··· Records for the exercise ···

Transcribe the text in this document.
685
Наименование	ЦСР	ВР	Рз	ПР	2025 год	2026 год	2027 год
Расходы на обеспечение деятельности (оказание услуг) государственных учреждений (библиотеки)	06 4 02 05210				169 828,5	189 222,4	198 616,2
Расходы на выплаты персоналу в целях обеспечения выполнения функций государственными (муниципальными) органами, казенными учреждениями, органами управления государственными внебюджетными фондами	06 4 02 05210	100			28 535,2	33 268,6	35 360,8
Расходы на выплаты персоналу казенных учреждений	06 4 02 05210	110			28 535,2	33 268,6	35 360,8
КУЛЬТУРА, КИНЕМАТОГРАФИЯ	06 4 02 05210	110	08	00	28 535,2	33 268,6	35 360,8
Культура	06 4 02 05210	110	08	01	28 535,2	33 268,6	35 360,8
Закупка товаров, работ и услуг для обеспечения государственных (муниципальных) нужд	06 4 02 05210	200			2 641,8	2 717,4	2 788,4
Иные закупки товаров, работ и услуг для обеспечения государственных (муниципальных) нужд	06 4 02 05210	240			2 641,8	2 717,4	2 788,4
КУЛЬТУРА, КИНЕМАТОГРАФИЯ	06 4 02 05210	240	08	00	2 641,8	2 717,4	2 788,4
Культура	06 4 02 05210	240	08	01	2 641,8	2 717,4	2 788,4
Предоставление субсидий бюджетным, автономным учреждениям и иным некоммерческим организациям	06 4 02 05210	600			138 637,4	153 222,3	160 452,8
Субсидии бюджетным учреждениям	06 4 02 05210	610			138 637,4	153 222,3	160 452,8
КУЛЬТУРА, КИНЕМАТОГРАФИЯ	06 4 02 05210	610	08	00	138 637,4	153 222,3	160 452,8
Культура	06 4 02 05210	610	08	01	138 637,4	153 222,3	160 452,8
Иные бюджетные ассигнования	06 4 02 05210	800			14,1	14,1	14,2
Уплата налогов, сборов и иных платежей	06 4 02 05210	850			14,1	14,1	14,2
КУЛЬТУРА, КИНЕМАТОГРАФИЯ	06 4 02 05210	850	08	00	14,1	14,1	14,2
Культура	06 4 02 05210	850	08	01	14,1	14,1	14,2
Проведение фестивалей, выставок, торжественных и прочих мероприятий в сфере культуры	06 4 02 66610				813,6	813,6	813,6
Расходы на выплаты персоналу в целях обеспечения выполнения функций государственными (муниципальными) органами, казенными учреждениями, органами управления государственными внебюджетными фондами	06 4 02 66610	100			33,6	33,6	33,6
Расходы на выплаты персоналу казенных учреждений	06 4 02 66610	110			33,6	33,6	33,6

···

• [Task requirements] Return each line in the records that holds the string "муниципальными".

• [Exercise result]
Расходы на выплаты персоналу в целях обеспечения выполнения функций государственными (муниципальными) органами, казенными учреждениями, органами управления государственными внебюджетными фондами	06 4 02 05210	100			28 535,2	33 268,6	35 360,8
Расходы на выплаты персоналу в целях обеспечения выполнения функций государственными (муниципальными) органами, казенными учреждениями, органами управления государственными внебюджетными фондами	06 4 02 66610	100			33,6	33,6	33,6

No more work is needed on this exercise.